**REQUIRED TASK**.
Copy out the data below as written; omit any images.

Figure record extracts:
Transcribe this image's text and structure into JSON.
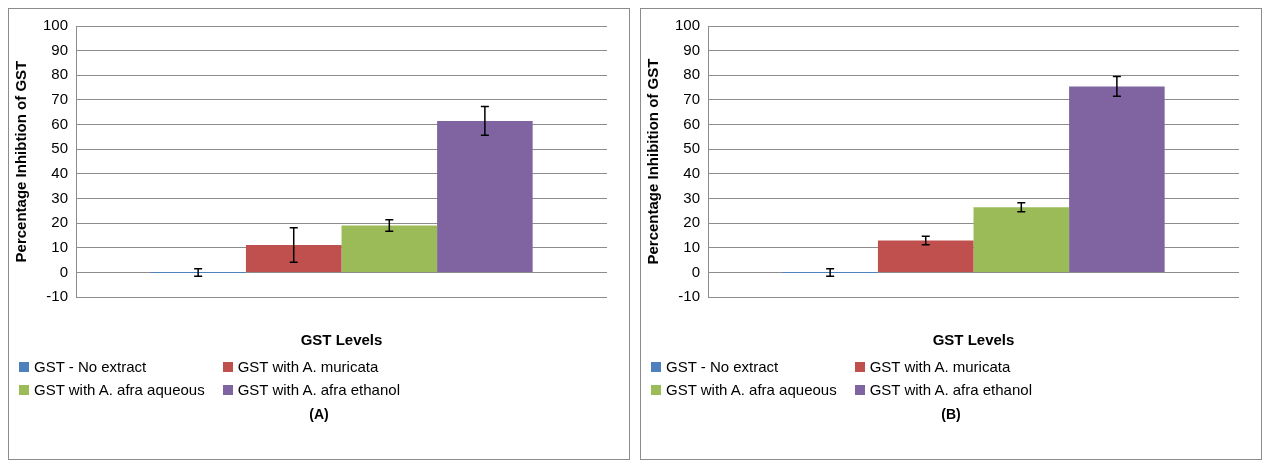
{
  "chart_data": [
    {
      "type": "bar",
      "categories": [
        null
      ],
      "xlabel": "GST Levels",
      "ylabel": "Percentage Inhibtion of GST",
      "ylim": [
        -10,
        100
      ],
      "yticks": [
        -10,
        0,
        10,
        20,
        30,
        40,
        50,
        60,
        70,
        80,
        90,
        100
      ],
      "grid": "y",
      "legend": "bottom",
      "annotations": [
        "(A)"
      ],
      "series": [
        {
          "name": "GST - No extract",
          "color": "#4f81bd",
          "values": [
            0
          ],
          "errors": [
            1.5
          ]
        },
        {
          "name": "GST with A. muricata",
          "color": "#c0504d",
          "values": [
            11.2
          ],
          "errors": [
            7
          ]
        },
        {
          "name": "GST with A. afra aqueous",
          "color": "#9bbb59",
          "values": [
            19.1
          ],
          "errors": [
            2.3
          ]
        },
        {
          "name": "GST with A. afra ethanol",
          "color": "#8064a2",
          "values": [
            61.5
          ],
          "errors": [
            5.8
          ]
        }
      ]
    },
    {
      "type": "bar",
      "categories": [
        null
      ],
      "xlabel": "GST Levels",
      "ylabel": "Percentage Inhibition of GST",
      "ylim": [
        -10,
        100
      ],
      "yticks": [
        -10,
        0,
        10,
        20,
        30,
        40,
        50,
        60,
        70,
        80,
        90,
        100
      ],
      "grid": "y",
      "legend": "bottom",
      "annotations": [
        "(B)"
      ],
      "series": [
        {
          "name": "GST - No extract",
          "color": "#4f81bd",
          "values": [
            0
          ],
          "errors": [
            1.5
          ]
        },
        {
          "name": "GST with A. muricata",
          "color": "#c0504d",
          "values": [
            13
          ],
          "errors": [
            1.7
          ]
        },
        {
          "name": "GST with A. afra aqueous",
          "color": "#9bbb59",
          "values": [
            26.5
          ],
          "errors": [
            1.8
          ]
        },
        {
          "name": "GST with A. afra ethanol",
          "color": "#8064a2",
          "values": [
            75.5
          ],
          "errors": [
            4
          ]
        }
      ]
    }
  ]
}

**TASK OUTPUT**.
Transcribe this image's text and structure into JSON.
{
  "chart_data": [
    {
      "type": "bar",
      "categories": [
        null
      ],
      "xlabel": "GST Levels",
      "ylabel": "Percentage Inhibtion of GST",
      "ylim": [
        -10,
        100
      ],
      "yticks": [
        -10,
        0,
        10,
        20,
        30,
        40,
        50,
        60,
        70,
        80,
        90,
        100
      ],
      "grid": "y",
      "legend": "bottom",
      "annotations": [
        "(A)"
      ],
      "series": [
        {
          "name": "GST - No extract",
          "color": "#4f81bd",
          "values": [
            0
          ],
          "errors": [
            1.5
          ]
        },
        {
          "name": "GST with A. muricata",
          "color": "#c0504d",
          "values": [
            11.2
          ],
          "errors": [
            7
          ]
        },
        {
          "name": "GST with A. afra aqueous",
          "color": "#9bbb59",
          "values": [
            19.1
          ],
          "errors": [
            2.3
          ]
        },
        {
          "name": "GST with A. afra ethanol",
          "color": "#8064a2",
          "values": [
            61.5
          ],
          "errors": [
            5.8
          ]
        }
      ]
    },
    {
      "type": "bar",
      "categories": [
        null
      ],
      "xlabel": "GST Levels",
      "ylabel": "Percentage Inhibition of GST",
      "ylim": [
        -10,
        100
      ],
      "yticks": [
        -10,
        0,
        10,
        20,
        30,
        40,
        50,
        60,
        70,
        80,
        90,
        100
      ],
      "grid": "y",
      "legend": "bottom",
      "annotations": [
        "(B)"
      ],
      "series": [
        {
          "name": "GST - No extract",
          "color": "#4f81bd",
          "values": [
            0
          ],
          "errors": [
            1.5
          ]
        },
        {
          "name": "GST with A. muricata",
          "color": "#c0504d",
          "values": [
            13
          ],
          "errors": [
            1.7
          ]
        },
        {
          "name": "GST with A. afra aqueous",
          "color": "#9bbb59",
          "values": [
            26.5
          ],
          "errors": [
            1.8
          ]
        },
        {
          "name": "GST with A. afra ethanol",
          "color": "#8064a2",
          "values": [
            75.5
          ],
          "errors": [
            4
          ]
        }
      ]
    }
  ]
}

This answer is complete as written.